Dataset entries
>>>

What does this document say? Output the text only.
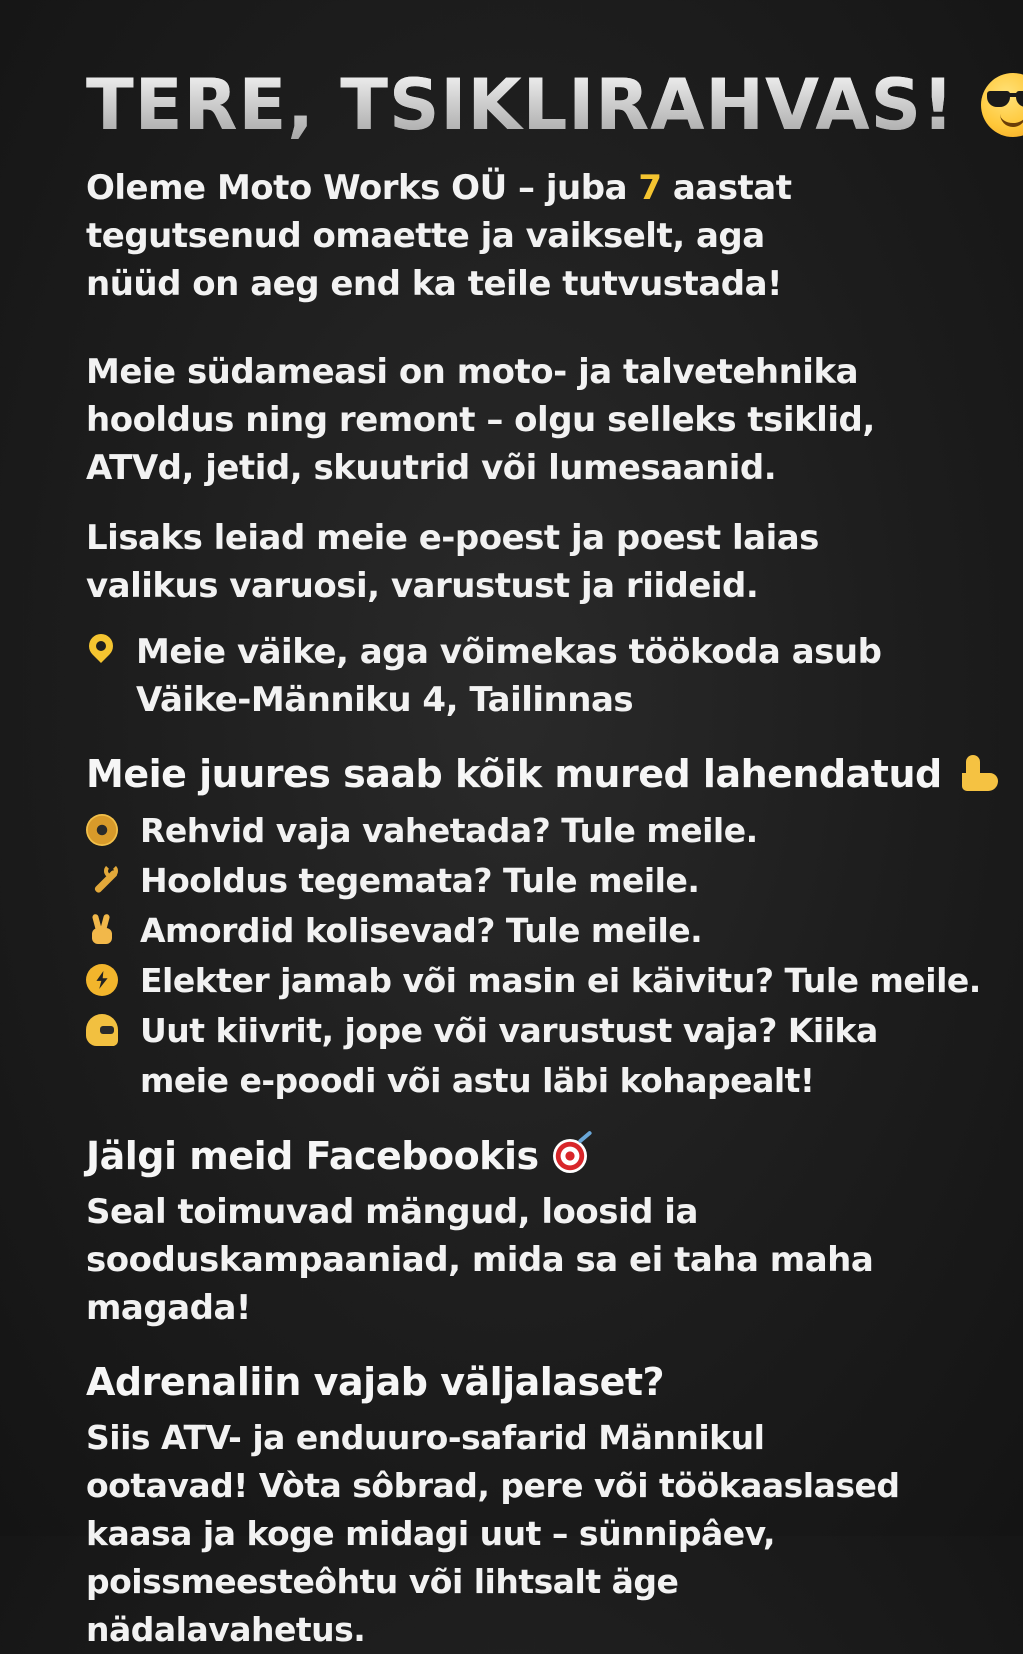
TERE, TSIKLIRAHVAS!

Oleme Moto Works OÜ – juba 7 aastat tegutsenud omaette ja vaikselt, aga nüüd on aeg end ka teile tutvustada!

Meie südameasi on moto- ja talvetehnika hooldus ning remont – olgu selleks tsiklid, ATVd, jetid, skuutrid või lumesaanid.

Lisaks leiad meie e-poest ja poest laias valikus varuosi, varustust ja riideid.

Meie väike, aga võimekas töökoda asub
Väike-Männiku 4, Tailinnas

Meie juures saab kõik mured lahendatud
Rehvid vaja vahetada? Tule meile.
Hooldus tegemata? Tule meile.
Amordid kolisevad? Tule meile.
Elekter jamab või masin ei käivitu? Tule meile.
Uut kiivrit, jope või varustust vaja? Kiika meie e-poodi või astu läbi kohapealt!
Jälgi meid Facebookis

Seal toimuvad mängud, loosid ia sooduskampaaniad, mida sa ei taha maha magada!

Adrenaliin vajab väljalaset?

Siis ATV- ja enduuro-safarid Männikul ootavad! Vòta sôbrad, pere või töökaaslased kaasa ja koge midagi uut – sünnipâev, poissmeesteôhtu või lihtsalt äge nädalavahetus.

<<<

:: REQUIRED WORK ::
Locate all lines in the listing above with the word "meile" and copy them.

:: EXERCISE RESULT ::
Rehvid vaja vahetada? Tule meile.
Hooldus tegemata? Tule meile.
Amordid kolisevad? Tule meile.
Elekter jamab või masin ei käivitu? Tule meile.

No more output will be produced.